- **Task to carry out**: For this exercise, copy out each line of the material below that includes "انظر".

- - -

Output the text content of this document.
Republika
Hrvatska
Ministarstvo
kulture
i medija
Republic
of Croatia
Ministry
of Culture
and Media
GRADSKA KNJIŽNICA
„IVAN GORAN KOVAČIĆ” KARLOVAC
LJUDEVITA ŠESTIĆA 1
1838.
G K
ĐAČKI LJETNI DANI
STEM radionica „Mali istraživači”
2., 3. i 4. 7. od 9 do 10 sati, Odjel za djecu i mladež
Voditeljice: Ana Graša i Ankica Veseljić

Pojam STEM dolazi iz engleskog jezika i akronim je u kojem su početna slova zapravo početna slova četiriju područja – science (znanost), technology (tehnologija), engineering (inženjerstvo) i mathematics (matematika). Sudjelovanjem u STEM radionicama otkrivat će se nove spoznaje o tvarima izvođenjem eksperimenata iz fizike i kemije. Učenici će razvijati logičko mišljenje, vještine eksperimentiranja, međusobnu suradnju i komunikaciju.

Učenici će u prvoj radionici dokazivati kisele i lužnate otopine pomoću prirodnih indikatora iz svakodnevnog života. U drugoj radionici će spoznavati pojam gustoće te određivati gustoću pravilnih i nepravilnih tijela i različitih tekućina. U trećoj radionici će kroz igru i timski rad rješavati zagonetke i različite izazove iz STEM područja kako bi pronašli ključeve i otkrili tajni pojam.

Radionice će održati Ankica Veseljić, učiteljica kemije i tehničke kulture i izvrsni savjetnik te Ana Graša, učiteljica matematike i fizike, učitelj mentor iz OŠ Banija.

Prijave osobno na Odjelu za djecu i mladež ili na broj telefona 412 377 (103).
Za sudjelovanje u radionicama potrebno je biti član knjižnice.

- - -

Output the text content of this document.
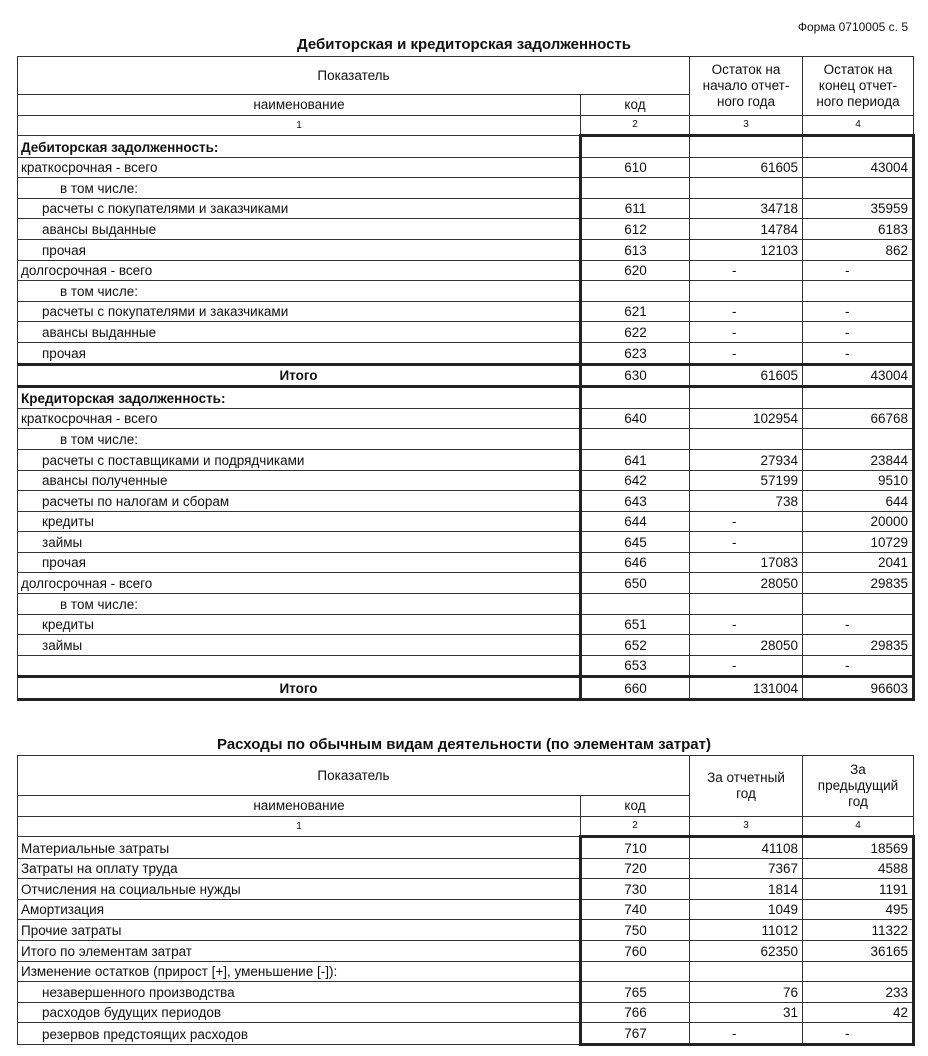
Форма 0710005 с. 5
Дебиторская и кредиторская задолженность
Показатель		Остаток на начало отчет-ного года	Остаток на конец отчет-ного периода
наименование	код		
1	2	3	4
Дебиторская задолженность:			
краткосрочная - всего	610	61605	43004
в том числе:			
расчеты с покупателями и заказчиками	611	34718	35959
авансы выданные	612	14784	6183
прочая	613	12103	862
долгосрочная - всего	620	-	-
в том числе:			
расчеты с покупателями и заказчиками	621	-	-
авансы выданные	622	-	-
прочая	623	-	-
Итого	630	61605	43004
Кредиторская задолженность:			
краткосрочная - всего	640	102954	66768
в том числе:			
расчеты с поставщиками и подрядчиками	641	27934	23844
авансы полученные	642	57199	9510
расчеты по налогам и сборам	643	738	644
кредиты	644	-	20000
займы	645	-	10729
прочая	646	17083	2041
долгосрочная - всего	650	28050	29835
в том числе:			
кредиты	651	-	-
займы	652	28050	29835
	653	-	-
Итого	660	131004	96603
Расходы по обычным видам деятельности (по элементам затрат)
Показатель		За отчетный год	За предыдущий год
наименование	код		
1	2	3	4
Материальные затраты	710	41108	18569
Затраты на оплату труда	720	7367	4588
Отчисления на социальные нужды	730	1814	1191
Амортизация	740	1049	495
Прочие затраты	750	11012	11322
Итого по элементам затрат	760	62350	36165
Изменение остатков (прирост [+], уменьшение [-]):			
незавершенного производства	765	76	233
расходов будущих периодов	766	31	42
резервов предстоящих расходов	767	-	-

- - -

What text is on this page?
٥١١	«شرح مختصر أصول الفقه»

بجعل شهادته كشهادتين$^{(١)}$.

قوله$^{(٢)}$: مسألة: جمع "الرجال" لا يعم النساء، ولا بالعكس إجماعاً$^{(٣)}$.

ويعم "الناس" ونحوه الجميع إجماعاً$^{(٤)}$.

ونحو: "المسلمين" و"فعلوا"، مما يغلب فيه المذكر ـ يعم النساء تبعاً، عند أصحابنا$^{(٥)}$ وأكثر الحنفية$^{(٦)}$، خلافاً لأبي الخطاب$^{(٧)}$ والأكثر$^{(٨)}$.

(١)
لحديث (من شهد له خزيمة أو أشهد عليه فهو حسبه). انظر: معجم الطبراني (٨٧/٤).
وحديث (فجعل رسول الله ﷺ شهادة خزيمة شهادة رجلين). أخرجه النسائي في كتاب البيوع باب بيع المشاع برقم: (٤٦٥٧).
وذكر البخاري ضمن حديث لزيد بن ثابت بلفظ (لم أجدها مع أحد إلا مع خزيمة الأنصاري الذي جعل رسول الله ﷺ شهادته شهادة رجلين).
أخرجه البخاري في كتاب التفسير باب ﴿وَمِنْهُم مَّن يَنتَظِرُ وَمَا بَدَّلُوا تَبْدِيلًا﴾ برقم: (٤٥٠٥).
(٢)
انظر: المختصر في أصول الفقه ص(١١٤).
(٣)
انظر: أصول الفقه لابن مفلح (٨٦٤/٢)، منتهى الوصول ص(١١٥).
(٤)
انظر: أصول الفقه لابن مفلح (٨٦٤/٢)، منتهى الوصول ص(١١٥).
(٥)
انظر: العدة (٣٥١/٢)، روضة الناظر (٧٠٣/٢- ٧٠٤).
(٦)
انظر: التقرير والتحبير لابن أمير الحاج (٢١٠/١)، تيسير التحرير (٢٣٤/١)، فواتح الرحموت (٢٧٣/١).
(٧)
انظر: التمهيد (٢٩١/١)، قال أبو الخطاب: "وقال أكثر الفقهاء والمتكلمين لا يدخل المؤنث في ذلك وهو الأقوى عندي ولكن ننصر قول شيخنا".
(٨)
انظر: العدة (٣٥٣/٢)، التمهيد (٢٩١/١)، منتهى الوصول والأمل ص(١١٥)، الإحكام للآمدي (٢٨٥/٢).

- - -

- **Response to this exercise**:
لحديث (من شهد له خزيمة أو أشهد عليه فهو حسبه). انظر: معجم الطبراني (٨٧/٤).
انظر: المختصر في أصول الفقه ص(١١٤).
انظر: أصول الفقه لابن مفلح (٨٦٤/٢)، منتهى الوصول ص(١١٥).
انظر: أصول الفقه لابن مفلح (٨٦٤/٢)، منتهى الوصول ص(١١٥).
انظر: العدة (٣٥١/٢)، روضة الناظر (٧٠٣/٢- ٧٠٤).
انظر: التقرير والتحبير لابن أمير الحاج (٢١٠/١)، تيسير التحرير (٢٣٤/١)، فواتح الرحموت (٢٧٣/١).
انظر: التمهيد (٢٩١/١)، قال أبو الخطاب: "وقال أكثر الفقهاء والمتكلمين لا يدخل المؤنث في ذلك وهو الأقوى عندي ولكن ننصر قول شيخنا".
انظر: العدة (٣٥٣/٢)، التمهيد (٢٩١/١)، منتهى الوصول والأمل ص(١١٥)، الإحكام للآمدي (٢٨٥/٢).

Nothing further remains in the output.